Please retype the stretch of the records from the line containing "year: 2025 [507, 87, 546, 104]" through the line containing "author-title: Directeur exécutif", keeping every character unchanged.

◆ Data shown
-- start --
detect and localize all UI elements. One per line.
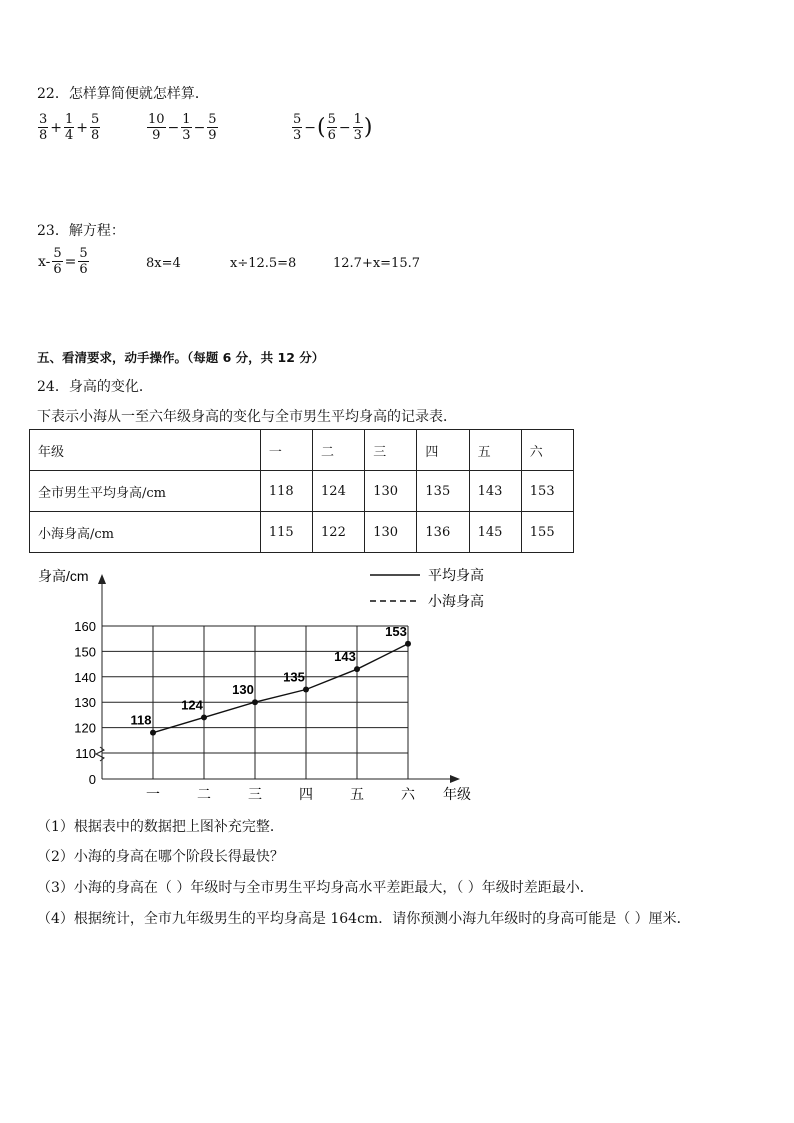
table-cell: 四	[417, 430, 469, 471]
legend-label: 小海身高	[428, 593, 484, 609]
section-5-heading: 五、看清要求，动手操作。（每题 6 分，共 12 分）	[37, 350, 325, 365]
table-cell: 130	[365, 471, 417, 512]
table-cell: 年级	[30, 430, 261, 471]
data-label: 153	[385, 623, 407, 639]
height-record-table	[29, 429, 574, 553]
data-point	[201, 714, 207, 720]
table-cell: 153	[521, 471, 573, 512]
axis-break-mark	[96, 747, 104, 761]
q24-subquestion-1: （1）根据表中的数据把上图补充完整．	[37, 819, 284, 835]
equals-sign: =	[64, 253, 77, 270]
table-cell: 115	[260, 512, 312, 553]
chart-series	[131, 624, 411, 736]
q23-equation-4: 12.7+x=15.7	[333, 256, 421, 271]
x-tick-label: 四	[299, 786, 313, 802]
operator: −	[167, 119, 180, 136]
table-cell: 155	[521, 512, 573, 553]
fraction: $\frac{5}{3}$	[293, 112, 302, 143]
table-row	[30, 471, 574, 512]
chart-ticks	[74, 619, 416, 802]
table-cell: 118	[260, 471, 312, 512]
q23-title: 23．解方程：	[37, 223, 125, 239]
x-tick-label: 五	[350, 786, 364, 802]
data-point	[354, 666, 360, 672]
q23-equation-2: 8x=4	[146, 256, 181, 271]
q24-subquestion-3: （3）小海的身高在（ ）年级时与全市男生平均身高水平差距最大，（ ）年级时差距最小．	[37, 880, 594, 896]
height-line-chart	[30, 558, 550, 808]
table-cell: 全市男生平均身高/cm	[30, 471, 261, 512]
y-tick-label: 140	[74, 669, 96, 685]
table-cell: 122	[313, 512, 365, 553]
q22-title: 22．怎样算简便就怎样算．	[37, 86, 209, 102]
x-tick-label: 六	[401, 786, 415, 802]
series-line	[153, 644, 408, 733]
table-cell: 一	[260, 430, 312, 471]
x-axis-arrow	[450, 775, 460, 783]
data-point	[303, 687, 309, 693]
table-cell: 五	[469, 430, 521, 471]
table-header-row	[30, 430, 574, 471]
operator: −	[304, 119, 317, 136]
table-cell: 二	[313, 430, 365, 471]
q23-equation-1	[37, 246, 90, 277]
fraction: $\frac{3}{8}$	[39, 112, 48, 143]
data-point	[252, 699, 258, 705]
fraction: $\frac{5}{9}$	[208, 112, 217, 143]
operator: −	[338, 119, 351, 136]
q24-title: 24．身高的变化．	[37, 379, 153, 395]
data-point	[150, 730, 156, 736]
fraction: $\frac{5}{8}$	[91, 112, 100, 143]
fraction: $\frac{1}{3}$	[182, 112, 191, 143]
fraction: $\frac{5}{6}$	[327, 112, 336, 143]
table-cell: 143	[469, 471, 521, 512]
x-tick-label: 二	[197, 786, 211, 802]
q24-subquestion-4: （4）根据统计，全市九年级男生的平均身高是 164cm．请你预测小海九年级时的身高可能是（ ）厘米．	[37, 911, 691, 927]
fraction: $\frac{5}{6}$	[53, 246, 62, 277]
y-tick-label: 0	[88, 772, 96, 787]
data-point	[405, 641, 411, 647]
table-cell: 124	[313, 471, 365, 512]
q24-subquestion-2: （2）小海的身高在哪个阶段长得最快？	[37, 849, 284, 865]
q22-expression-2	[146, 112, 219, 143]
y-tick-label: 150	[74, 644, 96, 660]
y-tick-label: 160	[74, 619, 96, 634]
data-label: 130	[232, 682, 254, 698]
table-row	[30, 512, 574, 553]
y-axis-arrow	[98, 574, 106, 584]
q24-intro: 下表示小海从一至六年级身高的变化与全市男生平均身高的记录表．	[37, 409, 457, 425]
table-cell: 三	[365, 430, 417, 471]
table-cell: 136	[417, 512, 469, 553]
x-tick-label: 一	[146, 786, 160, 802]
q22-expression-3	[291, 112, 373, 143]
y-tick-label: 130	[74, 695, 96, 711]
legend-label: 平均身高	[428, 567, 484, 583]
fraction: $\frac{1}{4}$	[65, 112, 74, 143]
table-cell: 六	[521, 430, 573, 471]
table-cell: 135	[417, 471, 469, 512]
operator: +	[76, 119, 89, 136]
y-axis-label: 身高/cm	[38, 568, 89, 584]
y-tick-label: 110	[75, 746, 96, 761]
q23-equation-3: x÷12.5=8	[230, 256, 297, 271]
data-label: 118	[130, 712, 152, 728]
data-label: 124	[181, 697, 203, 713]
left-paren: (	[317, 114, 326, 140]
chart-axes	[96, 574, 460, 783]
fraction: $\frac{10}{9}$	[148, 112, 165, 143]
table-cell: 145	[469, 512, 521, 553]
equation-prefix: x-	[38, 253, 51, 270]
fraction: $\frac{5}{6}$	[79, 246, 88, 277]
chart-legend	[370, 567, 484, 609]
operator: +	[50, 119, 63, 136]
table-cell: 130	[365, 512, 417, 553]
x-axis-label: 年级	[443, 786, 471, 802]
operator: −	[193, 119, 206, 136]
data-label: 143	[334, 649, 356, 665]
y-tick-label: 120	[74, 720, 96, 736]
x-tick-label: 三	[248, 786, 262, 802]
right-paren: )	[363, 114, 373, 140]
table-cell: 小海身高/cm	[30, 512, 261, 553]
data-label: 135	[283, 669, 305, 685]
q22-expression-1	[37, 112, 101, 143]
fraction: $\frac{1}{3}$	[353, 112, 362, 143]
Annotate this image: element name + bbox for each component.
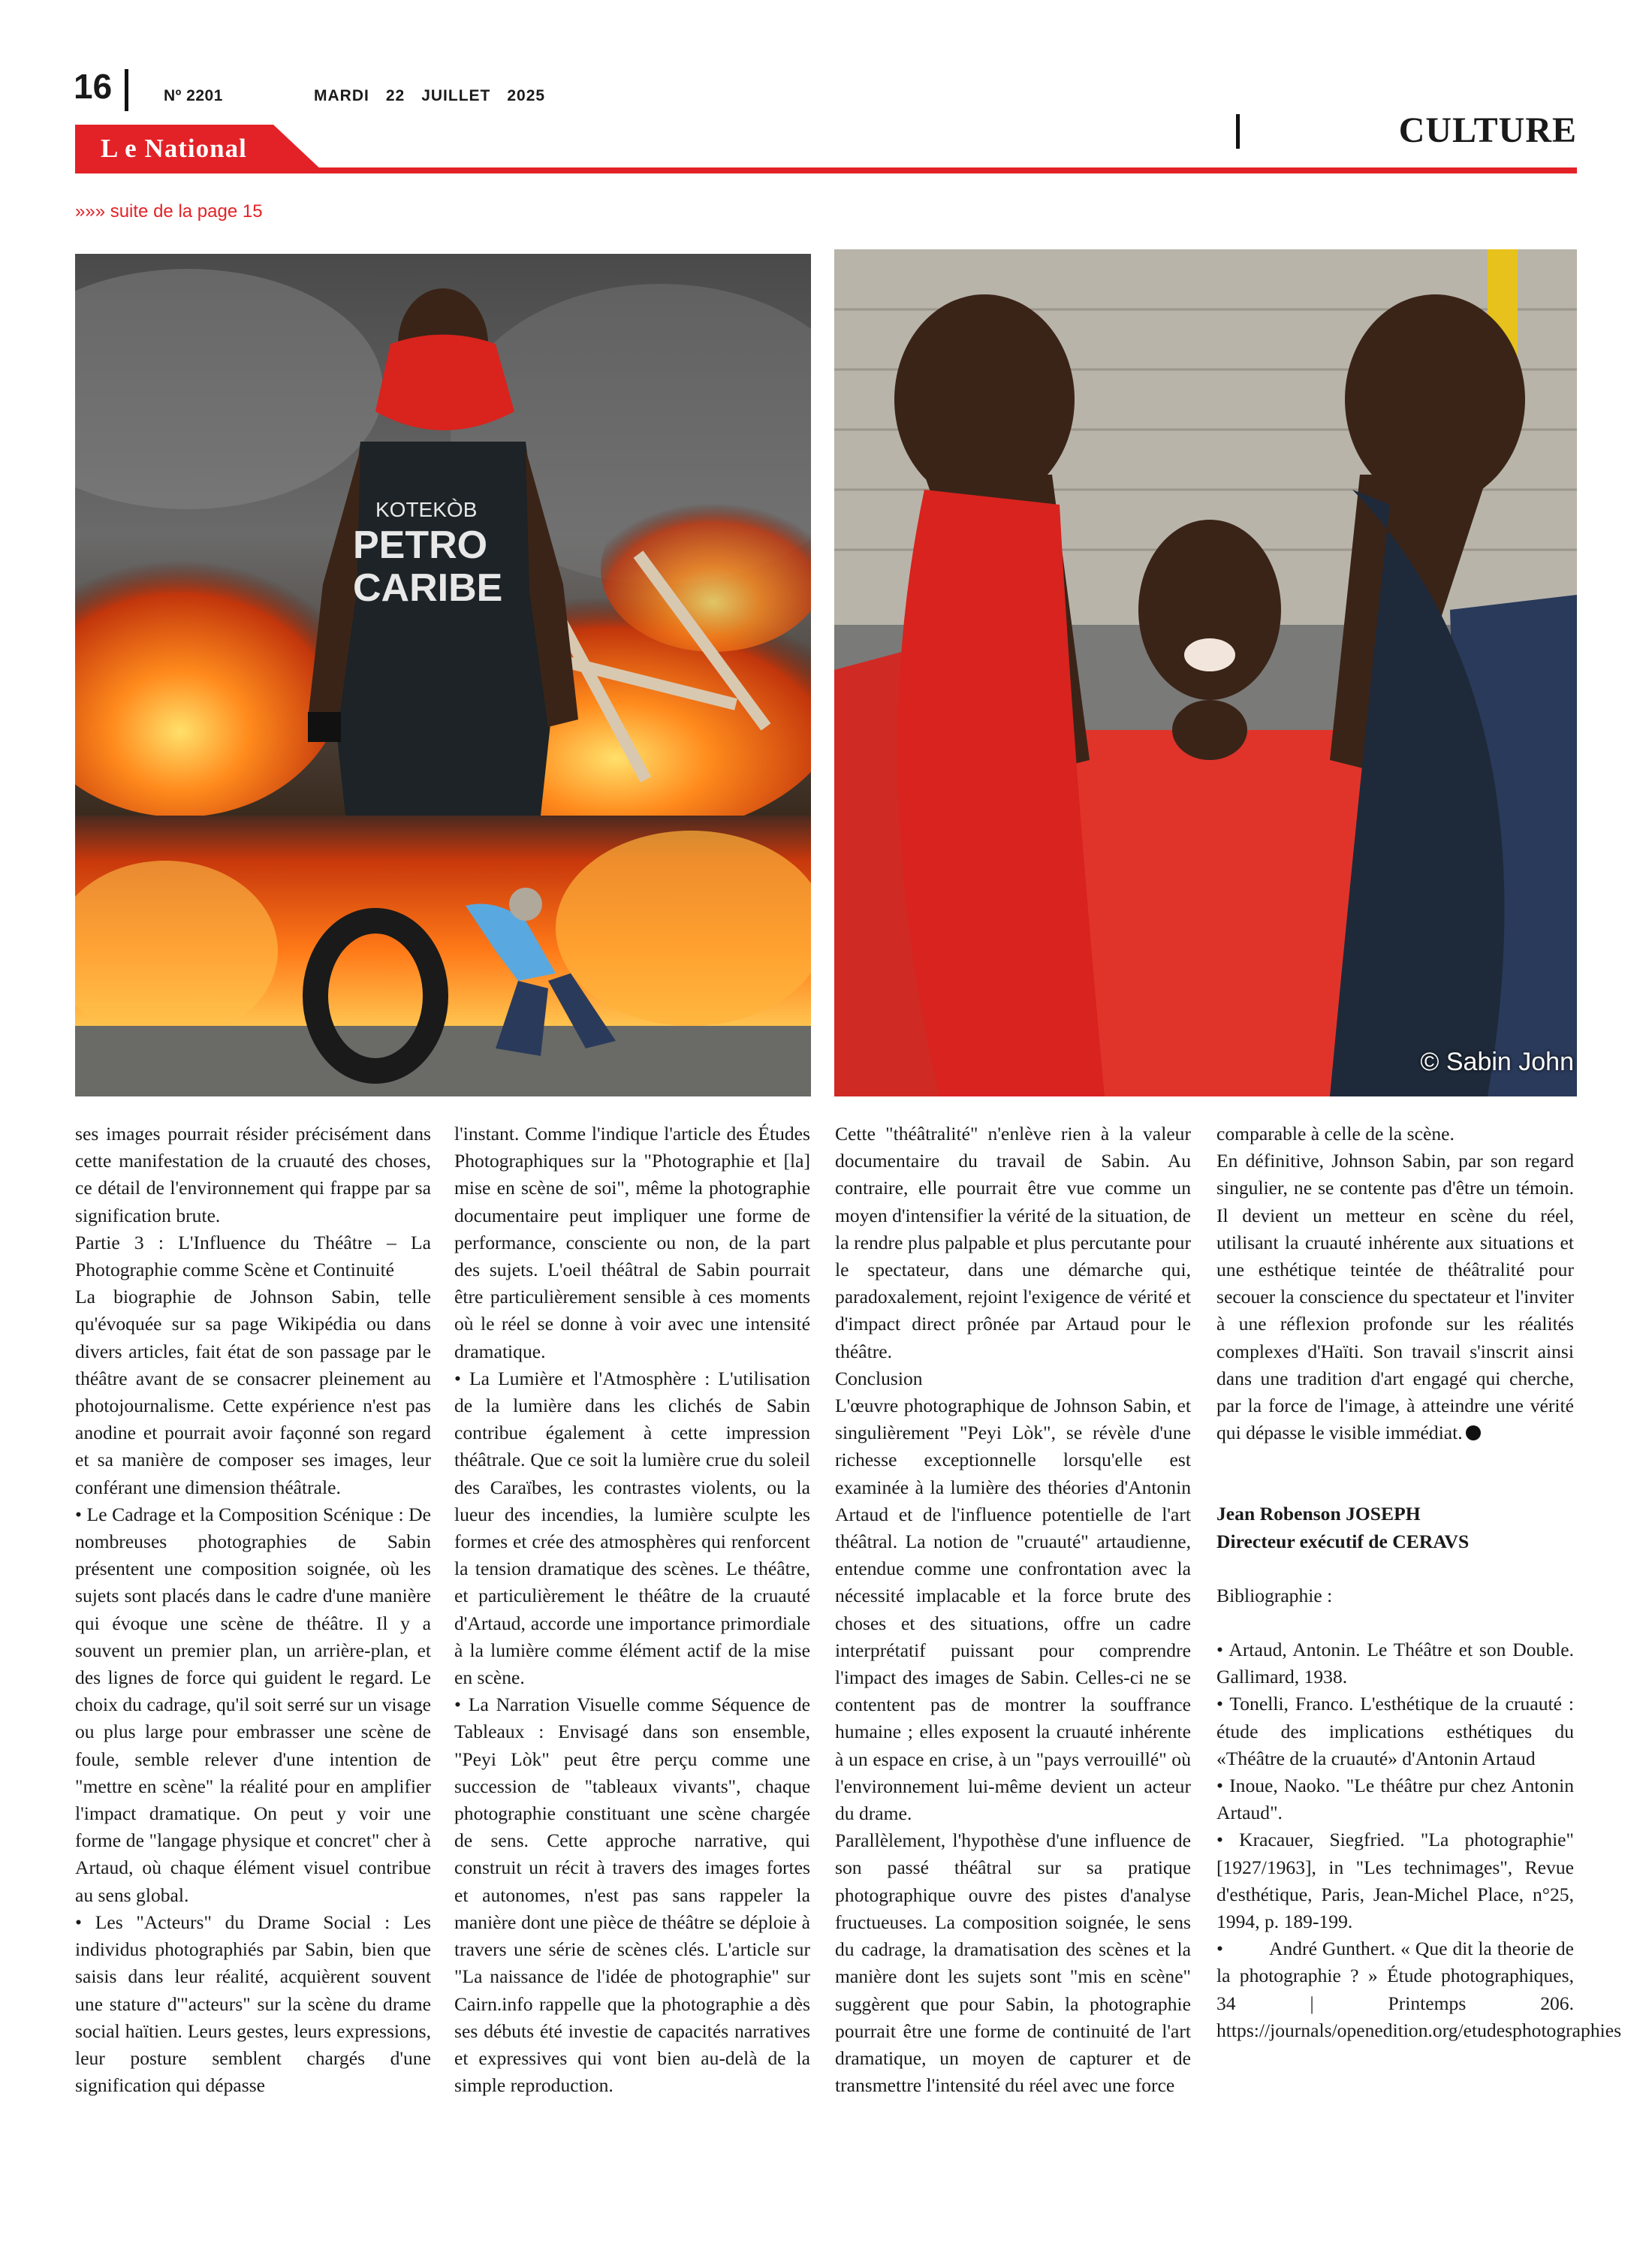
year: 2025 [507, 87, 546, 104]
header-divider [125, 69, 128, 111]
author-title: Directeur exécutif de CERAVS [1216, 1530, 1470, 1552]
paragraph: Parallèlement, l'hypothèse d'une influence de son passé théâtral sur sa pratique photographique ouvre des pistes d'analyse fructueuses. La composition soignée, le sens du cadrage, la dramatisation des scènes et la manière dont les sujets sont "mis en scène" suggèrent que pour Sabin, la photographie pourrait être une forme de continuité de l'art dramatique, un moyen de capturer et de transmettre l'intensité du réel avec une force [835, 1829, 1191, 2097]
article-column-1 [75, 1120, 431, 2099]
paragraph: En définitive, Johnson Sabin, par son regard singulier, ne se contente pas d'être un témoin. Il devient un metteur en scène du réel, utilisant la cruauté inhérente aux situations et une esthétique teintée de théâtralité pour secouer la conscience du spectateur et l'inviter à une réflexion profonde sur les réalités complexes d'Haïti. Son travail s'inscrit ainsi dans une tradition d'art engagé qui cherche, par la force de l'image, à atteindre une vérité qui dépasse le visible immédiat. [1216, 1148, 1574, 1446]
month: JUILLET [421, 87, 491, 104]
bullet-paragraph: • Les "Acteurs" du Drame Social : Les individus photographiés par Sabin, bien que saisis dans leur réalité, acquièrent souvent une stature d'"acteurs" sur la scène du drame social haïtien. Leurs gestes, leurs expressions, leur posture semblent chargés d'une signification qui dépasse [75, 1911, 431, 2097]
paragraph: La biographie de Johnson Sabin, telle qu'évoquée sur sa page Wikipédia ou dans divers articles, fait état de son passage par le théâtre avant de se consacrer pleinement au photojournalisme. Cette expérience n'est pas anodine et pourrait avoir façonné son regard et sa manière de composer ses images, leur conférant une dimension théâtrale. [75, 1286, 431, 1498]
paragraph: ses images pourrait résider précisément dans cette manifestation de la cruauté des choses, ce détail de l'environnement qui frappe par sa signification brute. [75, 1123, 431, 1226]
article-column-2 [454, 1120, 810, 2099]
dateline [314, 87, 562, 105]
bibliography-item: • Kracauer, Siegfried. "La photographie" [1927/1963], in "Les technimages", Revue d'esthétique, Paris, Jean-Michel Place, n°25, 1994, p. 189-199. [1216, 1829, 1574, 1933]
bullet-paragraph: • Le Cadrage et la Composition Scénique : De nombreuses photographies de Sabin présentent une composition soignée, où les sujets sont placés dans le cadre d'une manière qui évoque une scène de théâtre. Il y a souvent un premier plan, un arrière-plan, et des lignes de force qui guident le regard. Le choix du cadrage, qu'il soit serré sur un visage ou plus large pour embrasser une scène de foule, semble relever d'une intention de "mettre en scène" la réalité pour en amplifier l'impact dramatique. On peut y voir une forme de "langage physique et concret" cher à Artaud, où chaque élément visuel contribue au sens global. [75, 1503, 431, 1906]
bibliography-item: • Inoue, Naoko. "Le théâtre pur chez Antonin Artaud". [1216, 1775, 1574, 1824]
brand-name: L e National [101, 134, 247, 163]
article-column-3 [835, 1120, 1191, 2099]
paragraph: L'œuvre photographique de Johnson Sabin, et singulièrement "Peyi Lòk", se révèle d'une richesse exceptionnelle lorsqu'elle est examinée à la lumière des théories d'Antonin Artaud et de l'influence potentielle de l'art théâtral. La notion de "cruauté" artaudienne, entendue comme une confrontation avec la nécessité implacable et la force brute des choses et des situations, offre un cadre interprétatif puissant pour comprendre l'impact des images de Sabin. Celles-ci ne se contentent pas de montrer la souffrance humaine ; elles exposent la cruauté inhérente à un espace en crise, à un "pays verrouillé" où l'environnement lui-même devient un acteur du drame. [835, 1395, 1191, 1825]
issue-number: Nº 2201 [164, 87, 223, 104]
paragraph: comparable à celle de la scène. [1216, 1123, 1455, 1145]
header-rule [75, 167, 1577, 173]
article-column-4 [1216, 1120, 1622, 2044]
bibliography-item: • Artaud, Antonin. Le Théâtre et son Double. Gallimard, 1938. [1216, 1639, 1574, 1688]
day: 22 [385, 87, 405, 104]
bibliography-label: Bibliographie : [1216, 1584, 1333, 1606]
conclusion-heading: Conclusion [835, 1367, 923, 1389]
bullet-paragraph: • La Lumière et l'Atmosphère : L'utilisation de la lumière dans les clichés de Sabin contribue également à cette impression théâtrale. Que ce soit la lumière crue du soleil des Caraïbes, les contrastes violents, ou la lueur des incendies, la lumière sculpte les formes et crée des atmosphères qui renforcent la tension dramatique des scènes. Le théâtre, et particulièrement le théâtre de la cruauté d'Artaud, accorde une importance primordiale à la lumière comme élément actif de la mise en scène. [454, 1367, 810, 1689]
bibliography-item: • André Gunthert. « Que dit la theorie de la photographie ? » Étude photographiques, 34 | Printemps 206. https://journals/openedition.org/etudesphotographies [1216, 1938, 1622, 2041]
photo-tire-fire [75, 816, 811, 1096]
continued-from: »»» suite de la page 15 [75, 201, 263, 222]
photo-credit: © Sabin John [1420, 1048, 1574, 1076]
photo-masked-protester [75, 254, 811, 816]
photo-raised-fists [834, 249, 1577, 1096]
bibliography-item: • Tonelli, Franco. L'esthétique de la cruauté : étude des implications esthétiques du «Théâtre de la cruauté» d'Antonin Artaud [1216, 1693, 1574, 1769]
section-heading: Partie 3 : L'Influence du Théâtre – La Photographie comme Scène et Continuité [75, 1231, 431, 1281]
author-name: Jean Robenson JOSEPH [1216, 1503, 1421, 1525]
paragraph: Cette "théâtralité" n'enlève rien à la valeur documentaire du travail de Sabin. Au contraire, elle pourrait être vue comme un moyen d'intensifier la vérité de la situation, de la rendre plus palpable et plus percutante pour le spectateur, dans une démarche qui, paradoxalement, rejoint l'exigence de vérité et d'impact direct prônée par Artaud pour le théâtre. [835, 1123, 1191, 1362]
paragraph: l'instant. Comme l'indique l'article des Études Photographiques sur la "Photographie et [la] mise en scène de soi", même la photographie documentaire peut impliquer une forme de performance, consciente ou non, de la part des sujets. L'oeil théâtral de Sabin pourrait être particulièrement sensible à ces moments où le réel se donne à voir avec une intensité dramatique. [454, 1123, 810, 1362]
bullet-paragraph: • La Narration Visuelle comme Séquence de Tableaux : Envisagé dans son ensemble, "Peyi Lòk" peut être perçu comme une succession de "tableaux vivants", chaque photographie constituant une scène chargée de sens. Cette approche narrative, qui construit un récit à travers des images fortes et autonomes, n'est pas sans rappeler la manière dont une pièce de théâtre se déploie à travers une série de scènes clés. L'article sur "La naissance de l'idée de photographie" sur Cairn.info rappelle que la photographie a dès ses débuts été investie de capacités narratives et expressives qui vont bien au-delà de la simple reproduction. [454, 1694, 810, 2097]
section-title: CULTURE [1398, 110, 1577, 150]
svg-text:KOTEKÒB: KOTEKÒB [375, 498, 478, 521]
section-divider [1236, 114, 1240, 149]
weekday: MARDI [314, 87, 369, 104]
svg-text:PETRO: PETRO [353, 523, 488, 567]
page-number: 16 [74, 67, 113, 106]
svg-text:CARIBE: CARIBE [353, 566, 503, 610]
-- end --
◆ Answer to the exercise
year: 2025 [507, 87, 546, 104]
header-divider [125, 69, 128, 111]
author-title: Directeur exécutif de CERAVS [1216, 1530, 1470, 1552]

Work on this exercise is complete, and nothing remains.